▶ [Directions]:
In the copy, include every entry exactly but none of the images.

▶ [Data for the task]:
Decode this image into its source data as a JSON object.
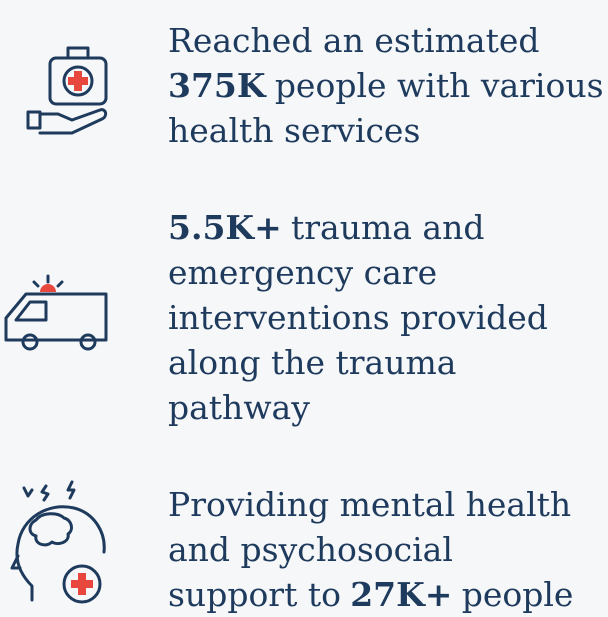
{
  "items": [
    {
      "lines": [
        [
          {
            "text": "Reached an estimated",
            "bold": false
          }
        ],
        [
          {
            "text": "375K",
            "bold": true
          },
          {
            "text": "people with various",
            "bold": false
          }
        ],
        [
          {
            "text": "health services",
            "bold": false
          }
        ]
      ]
    },
    {
      "lines": [
        [
          {
            "text": "5.5K+",
            "bold": true
          },
          {
            "text": "trauma and",
            "bold": false
          }
        ],
        [
          {
            "text": "emergency care",
            "bold": false
          }
        ],
        [
          {
            "text": "interventions provided",
            "bold": false
          }
        ],
        [
          {
            "text": "along the trauma",
            "bold": false
          }
        ],
        [
          {
            "text": "pathway",
            "bold": false
          }
        ]
      ]
    },
    {
      "lines": [
        [
          {
            "text": "Providing mental health",
            "bold": false
          }
        ],
        [
          {
            "text": "and psychosocial",
            "bold": false
          }
        ],
        [
          {
            "text": "support to",
            "bold": false
          },
          {
            "text": "27K+",
            "bold": true
          },
          {
            "text": "people",
            "bold": false
          }
        ]
      ]
    }
  ]
}
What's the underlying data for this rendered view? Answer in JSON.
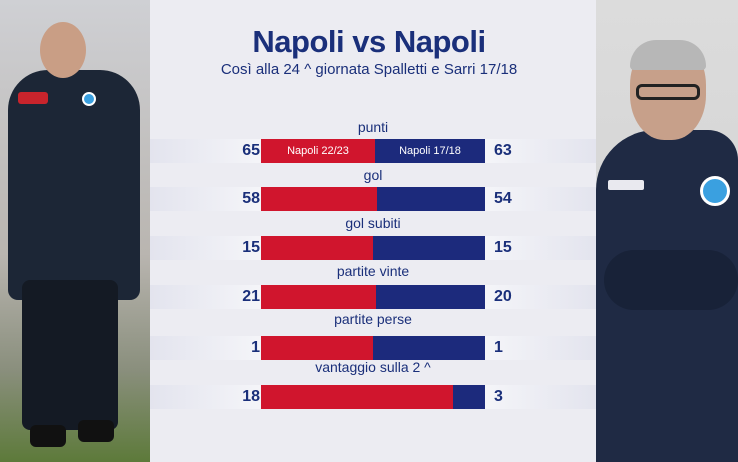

▶ [Answer for the task]:
Decode this image into its source data as a JSON object.
{
  "items": [
    {
      "lines": [
        [
          {
            "text": "Reached an estimated",
            "bold": false
          }
        ],
        [
          {
            "text": "375K",
            "bold": true
          },
          {
            "text": "people with various",
            "bold": false
          }
        ],
        [
          {
            "text": "health services",
            "bold": false
          }
        ]
      ]
    },
    {
      "lines": [
        [
          {
            "text": "5.5K+",
            "bold": true
          },
          {
            "text": "trauma and",
            "bold": false
          }
        ],
        [
          {
            "text": "emergency care",
            "bold": false
          }
        ],
        [
          {
            "text": "interventions provided",
            "bold": false
          }
        ],
        [
          {
            "text": "along the trauma",
            "bold": false
          }
        ],
        [
          {
            "text": "pathway",
            "bold": false
          }
        ]
      ]
    },
    {
      "lines": [
        [
          {
            "text": "Providing mental health",
            "bold": false
          }
        ],
        [
          {
            "text": "and psychosocial",
            "bold": false
          }
        ],
        [
          {
            "text": "support to",
            "bold": false
          },
          {
            "text": "27K+",
            "bold": true
          },
          {
            "text": "people",
            "bold": false
          }
        ]
      ]
    }
  ]
}
What's the underlying data for this rendered view? Answer in JSON.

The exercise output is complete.